**Records excerpted from a collection**

···

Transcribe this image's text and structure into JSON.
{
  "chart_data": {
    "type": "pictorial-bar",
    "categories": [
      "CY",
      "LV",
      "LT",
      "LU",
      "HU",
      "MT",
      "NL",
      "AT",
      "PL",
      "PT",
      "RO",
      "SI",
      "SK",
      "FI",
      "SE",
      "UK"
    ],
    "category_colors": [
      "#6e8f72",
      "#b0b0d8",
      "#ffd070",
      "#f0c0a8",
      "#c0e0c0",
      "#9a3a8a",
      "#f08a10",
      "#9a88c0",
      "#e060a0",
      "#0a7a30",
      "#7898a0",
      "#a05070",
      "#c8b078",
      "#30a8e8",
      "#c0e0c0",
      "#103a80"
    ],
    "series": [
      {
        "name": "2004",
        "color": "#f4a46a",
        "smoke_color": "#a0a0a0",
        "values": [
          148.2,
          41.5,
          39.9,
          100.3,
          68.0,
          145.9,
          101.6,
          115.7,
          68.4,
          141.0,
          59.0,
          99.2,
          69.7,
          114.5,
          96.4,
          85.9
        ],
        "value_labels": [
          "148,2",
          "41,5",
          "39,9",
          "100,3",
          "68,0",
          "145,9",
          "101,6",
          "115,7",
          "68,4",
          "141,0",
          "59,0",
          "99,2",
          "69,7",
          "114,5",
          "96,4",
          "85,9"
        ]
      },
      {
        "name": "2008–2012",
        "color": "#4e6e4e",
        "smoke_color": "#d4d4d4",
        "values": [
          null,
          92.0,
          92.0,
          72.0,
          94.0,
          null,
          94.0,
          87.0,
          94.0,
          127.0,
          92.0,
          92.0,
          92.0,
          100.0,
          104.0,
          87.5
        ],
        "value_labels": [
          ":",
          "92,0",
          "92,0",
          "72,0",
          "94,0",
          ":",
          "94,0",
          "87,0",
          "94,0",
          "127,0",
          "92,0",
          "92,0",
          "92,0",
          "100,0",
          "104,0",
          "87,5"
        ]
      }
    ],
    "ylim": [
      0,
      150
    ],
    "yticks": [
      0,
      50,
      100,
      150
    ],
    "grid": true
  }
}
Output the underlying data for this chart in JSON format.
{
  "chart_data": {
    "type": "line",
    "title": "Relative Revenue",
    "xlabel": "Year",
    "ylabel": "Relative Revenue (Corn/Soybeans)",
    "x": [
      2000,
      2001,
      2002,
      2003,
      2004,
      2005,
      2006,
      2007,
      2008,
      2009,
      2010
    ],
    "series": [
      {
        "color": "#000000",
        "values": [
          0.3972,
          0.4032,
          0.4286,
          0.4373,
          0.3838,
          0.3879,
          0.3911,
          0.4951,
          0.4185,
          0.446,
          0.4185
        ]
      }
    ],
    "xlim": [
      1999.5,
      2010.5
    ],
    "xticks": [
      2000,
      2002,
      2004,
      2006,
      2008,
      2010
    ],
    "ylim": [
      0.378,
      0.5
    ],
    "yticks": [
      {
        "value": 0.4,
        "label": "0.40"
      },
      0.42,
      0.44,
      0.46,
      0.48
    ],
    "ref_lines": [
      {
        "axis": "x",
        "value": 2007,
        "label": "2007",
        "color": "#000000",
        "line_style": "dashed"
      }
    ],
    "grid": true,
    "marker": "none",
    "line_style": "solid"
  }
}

···

**Problem**
Repeat all the records. Match each line exactly.

**Final result**
Transcribe this image's text and structure into JSON.
{
  "chart_data": {
    "type": "pictorial-bar",
    "categories": [
      "CY",
      "LV",
      "LT",
      "LU",
      "HU",
      "MT",
      "NL",
      "AT",
      "PL",
      "PT",
      "RO",
      "SI",
      "SK",
      "FI",
      "SE",
      "UK"
    ],
    "category_colors": [
      "#6e8f72",
      "#b0b0d8",
      "#ffd070",
      "#f0c0a8",
      "#c0e0c0",
      "#9a3a8a",
      "#f08a10",
      "#9a88c0",
      "#e060a0",
      "#0a7a30",
      "#7898a0",
      "#a05070",
      "#c8b078",
      "#30a8e8",
      "#c0e0c0",
      "#103a80"
    ],
    "series": [
      {
        "name": "2004",
        "color": "#f4a46a",
        "smoke_color": "#a0a0a0",
        "values": [
          148.2,
          41.5,
          39.9,
          100.3,
          68.0,
          145.9,
          101.6,
          115.7,
          68.4,
          141.0,
          59.0,
          99.2,
          69.7,
          114.5,
          96.4,
          85.9
        ],
        "value_labels": [
          "148,2",
          "41,5",
          "39,9",
          "100,3",
          "68,0",
          "145,9",
          "101,6",
          "115,7",
          "68,4",
          "141,0",
          "59,0",
          "99,2",
          "69,7",
          "114,5",
          "96,4",
          "85,9"
        ]
      },
      {
        "name": "2008–2012",
        "color": "#4e6e4e",
        "smoke_color": "#d4d4d4",
        "values": [
          null,
          92.0,
          92.0,
          72.0,
          94.0,
          null,
          94.0,
          87.0,
          94.0,
          127.0,
          92.0,
          92.0,
          92.0,
          100.0,
          104.0,
          87.5
        ],
        "value_labels": [
          ":",
          "92,0",
          "92,0",
          "72,0",
          "94,0",
          ":",
          "94,0",
          "87,0",
          "94,0",
          "127,0",
          "92,0",
          "92,0",
          "92,0",
          "100,0",
          "104,0",
          "87,5"
        ]
      }
    ],
    "ylim": [
      0,
      150
    ],
    "yticks": [
      0,
      50,
      100,
      150
    ],
    "grid": true
  }
}
Output the underlying data for this chart in JSON format.
{
  "chart_data": {
    "type": "line",
    "title": "Relative Revenue",
    "xlabel": "Year",
    "ylabel": "Relative Revenue (Corn/Soybeans)",
    "x": [
      2000,
      2001,
      2002,
      2003,
      2004,
      2005,
      2006,
      2007,
      2008,
      2009,
      2010
    ],
    "series": [
      {
        "color": "#000000",
        "values": [
          0.3972,
          0.4032,
          0.4286,
          0.4373,
          0.3838,
          0.3879,
          0.3911,
          0.4951,
          0.4185,
          0.446,
          0.4185
        ]
      }
    ],
    "xlim": [
      1999.5,
      2010.5
    ],
    "xticks": [
      2000,
      2002,
      2004,
      2006,
      2008,
      2010
    ],
    "ylim": [
      0.378,
      0.5
    ],
    "yticks": [
      {
        "value": 0.4,
        "label": "0.40"
      },
      0.42,
      0.44,
      0.46,
      0.48
    ],
    "ref_lines": [
      {
        "axis": "x",
        "value": 2007,
        "label": "2007",
        "color": "#000000",
        "line_style": "dashed"
      }
    ],
    "grid": true,
    "marker": "none",
    "line_style": "solid"
  }
}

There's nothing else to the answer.